== Data excerpts ==
— START —
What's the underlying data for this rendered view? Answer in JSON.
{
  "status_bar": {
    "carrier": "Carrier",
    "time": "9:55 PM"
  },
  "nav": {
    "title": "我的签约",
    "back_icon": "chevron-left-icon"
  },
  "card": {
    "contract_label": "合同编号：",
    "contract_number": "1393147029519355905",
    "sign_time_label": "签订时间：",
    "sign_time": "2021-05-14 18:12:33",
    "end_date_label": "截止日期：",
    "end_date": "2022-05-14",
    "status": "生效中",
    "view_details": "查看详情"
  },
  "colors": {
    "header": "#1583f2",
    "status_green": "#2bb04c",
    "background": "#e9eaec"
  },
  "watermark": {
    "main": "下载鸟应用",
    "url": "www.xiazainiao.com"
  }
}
— END —
— START —
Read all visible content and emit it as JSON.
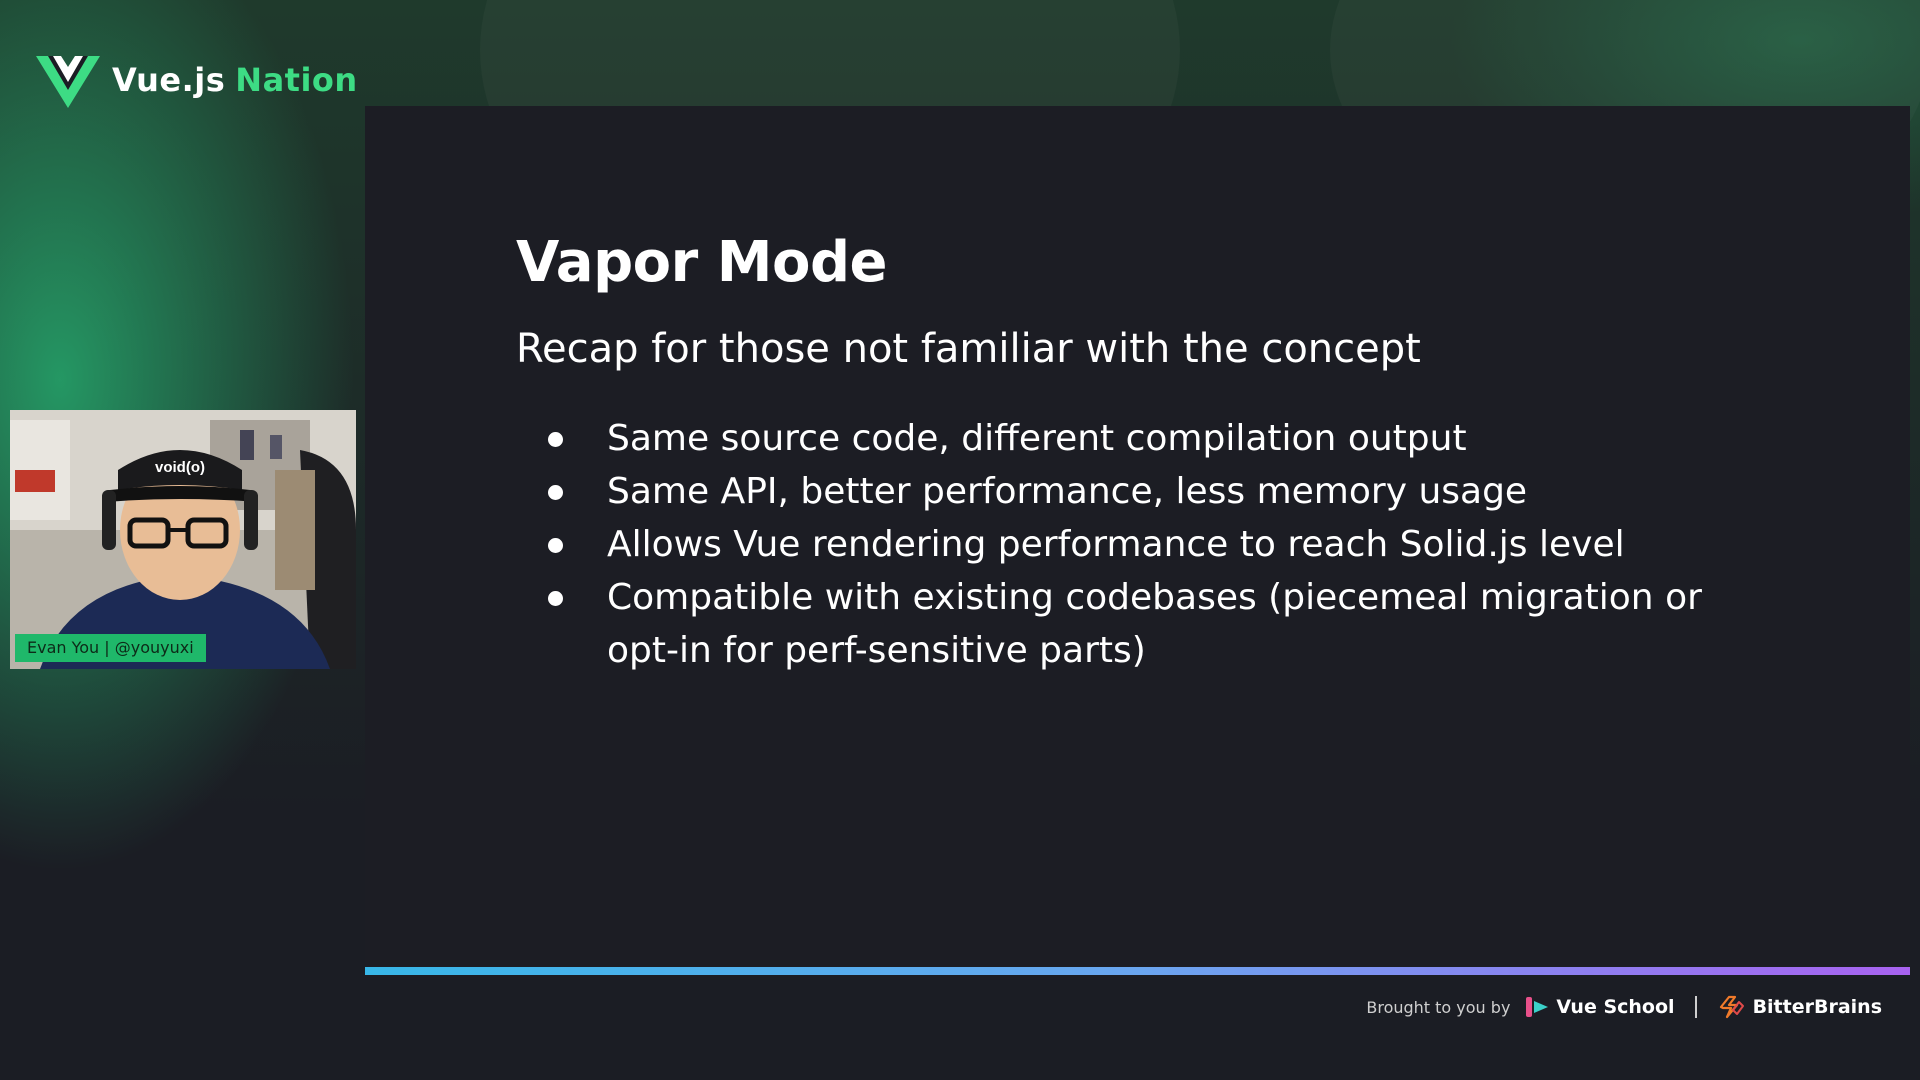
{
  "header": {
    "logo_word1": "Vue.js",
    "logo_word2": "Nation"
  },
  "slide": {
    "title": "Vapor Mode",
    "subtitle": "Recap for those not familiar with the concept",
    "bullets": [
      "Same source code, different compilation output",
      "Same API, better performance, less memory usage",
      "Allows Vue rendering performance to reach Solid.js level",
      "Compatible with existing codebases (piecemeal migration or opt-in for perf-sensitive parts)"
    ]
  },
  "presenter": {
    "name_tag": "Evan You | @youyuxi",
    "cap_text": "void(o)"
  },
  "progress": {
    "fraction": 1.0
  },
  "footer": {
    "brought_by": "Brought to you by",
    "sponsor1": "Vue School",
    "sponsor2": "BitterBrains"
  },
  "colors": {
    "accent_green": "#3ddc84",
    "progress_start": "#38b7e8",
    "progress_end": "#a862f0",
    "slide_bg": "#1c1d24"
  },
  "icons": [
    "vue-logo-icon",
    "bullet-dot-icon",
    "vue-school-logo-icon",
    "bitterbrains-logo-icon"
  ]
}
— END —
Show every line of the listing in which the string "performance" can be found.

== RIGHT ANSWER ==
      "Same API, better performance, less memory usage",
      "Allows Vue rendering performance to reach Solid.js level",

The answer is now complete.